SET TASK: Reproduce the records. Keep every word exact and include no images.

=-=-=-=-=

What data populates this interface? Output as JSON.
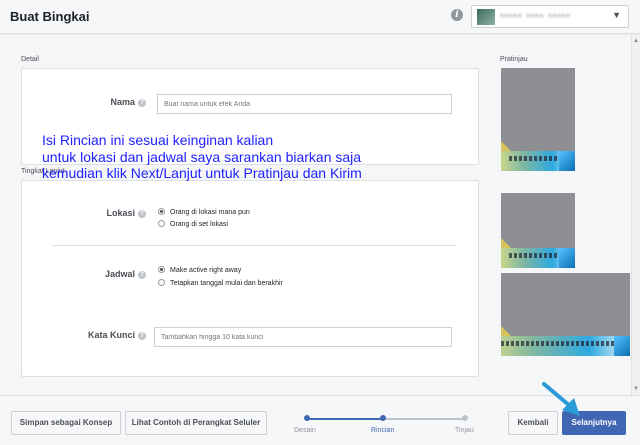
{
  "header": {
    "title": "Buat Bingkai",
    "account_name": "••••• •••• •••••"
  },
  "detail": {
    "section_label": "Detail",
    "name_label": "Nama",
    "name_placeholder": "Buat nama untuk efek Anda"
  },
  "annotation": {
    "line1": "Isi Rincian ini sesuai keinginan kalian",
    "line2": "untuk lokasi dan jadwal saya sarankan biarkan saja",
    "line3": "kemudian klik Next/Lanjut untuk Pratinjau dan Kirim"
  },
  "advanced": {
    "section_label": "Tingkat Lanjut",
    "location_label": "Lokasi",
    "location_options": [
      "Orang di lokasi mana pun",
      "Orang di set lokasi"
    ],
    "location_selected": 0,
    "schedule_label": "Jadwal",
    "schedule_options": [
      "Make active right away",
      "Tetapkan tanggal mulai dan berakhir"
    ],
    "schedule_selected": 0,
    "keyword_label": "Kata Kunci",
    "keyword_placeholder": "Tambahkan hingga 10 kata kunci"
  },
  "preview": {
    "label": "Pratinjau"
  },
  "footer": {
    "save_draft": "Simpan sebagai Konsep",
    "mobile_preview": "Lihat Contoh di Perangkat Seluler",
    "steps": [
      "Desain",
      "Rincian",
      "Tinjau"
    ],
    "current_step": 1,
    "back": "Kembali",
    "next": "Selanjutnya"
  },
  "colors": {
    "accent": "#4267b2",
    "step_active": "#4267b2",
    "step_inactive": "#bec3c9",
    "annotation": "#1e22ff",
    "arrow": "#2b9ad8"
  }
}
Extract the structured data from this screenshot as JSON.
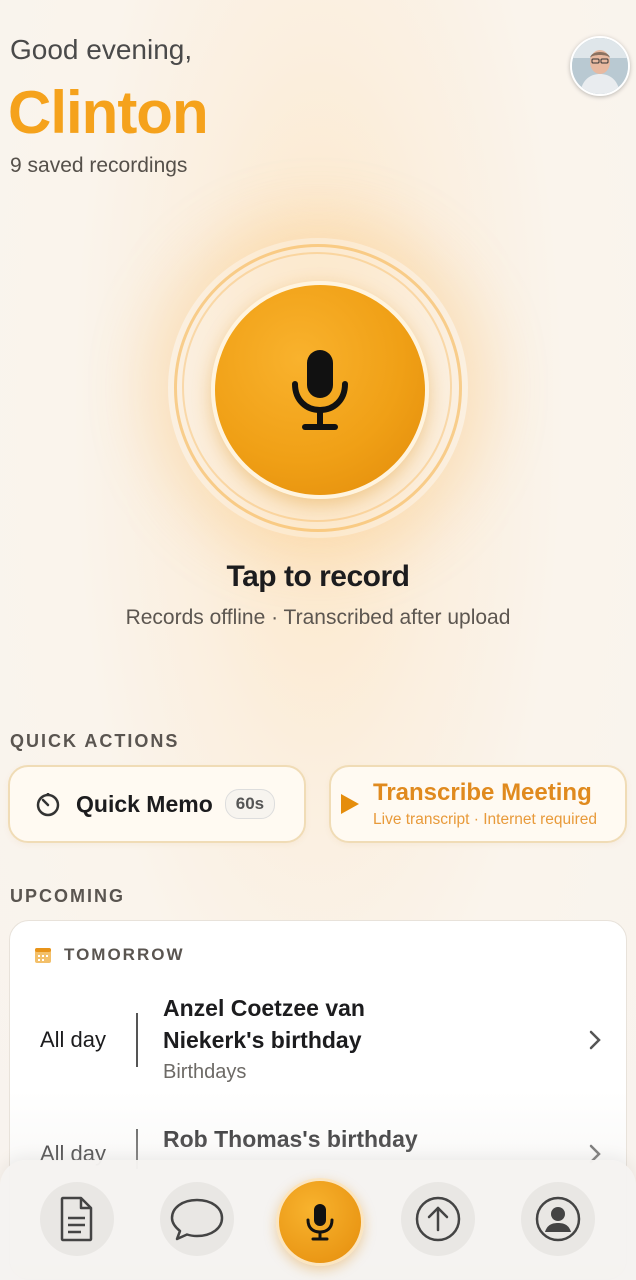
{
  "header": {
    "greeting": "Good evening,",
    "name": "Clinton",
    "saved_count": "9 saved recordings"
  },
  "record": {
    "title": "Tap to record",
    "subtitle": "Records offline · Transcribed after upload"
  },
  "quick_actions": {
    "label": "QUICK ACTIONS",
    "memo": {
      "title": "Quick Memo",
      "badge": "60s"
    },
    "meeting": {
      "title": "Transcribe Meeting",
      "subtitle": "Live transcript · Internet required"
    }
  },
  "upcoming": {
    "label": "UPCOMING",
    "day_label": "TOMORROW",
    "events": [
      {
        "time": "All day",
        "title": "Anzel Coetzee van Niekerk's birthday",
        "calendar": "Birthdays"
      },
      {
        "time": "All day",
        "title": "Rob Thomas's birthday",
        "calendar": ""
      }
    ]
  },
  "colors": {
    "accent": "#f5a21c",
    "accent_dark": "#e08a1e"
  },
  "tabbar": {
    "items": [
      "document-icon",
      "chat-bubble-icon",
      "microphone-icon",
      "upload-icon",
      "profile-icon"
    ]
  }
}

=-=-=-=-=

WRITTEN SOLUTION:
What data populates this interface? Output as JSON.
{
  "header": {
    "title": "Buat Bingkai",
    "account_name": "••••• •••• •••••"
  },
  "detail": {
    "section_label": "Detail",
    "name_label": "Nama",
    "name_placeholder": "Buat nama untuk efek Anda"
  },
  "annotation": {
    "line1": "Isi Rincian ini sesuai keinginan kalian",
    "line2": "untuk lokasi dan jadwal saya sarankan biarkan saja",
    "line3": "kemudian klik Next/Lanjut untuk Pratinjau dan Kirim"
  },
  "advanced": {
    "section_label": "Tingkat Lanjut",
    "location_label": "Lokasi",
    "location_options": [
      "Orang di lokasi mana pun",
      "Orang di set lokasi"
    ],
    "location_selected": 0,
    "schedule_label": "Jadwal",
    "schedule_options": [
      "Make active right away",
      "Tetapkan tanggal mulai dan berakhir"
    ],
    "schedule_selected": 0,
    "keyword_label": "Kata Kunci",
    "keyword_placeholder": "Tambahkan hingga 10 kata kunci"
  },
  "preview": {
    "label": "Pratinjau"
  },
  "footer": {
    "save_draft": "Simpan sebagai Konsep",
    "mobile_preview": "Lihat Contoh di Perangkat Seluler",
    "steps": [
      "Desain",
      "Rincian",
      "Tinjau"
    ],
    "current_step": 1,
    "back": "Kembali",
    "next": "Selanjutnya"
  },
  "colors": {
    "accent": "#4267b2",
    "step_active": "#4267b2",
    "step_inactive": "#bec3c9",
    "annotation": "#1e22ff",
    "arrow": "#2b9ad8"
  }
}
Extract the structured data from this screenshot as JSON.
{
  "header": {
    "greeting": "Good evening,",
    "name": "Clinton",
    "saved_count": "9 saved recordings"
  },
  "record": {
    "title": "Tap to record",
    "subtitle": "Records offline · Transcribed after upload"
  },
  "quick_actions": {
    "label": "QUICK ACTIONS",
    "memo": {
      "title": "Quick Memo",
      "badge": "60s"
    },
    "meeting": {
      "title": "Transcribe Meeting",
      "subtitle": "Live transcript · Internet required"
    }
  },
  "upcoming": {
    "label": "UPCOMING",
    "day_label": "TOMORROW",
    "events": [
      {
        "time": "All day",
        "title": "Anzel Coetzee van Niekerk's birthday",
        "calendar": "Birthdays"
      },
      {
        "time": "All day",
        "title": "Rob Thomas's birthday",
        "calendar": ""
      }
    ]
  },
  "colors": {
    "accent": "#f5a21c",
    "accent_dark": "#e08a1e"
  },
  "tabbar": {
    "items": [
      "document-icon",
      "chat-bubble-icon",
      "microphone-icon",
      "upload-icon",
      "profile-icon"
    ]
  }
}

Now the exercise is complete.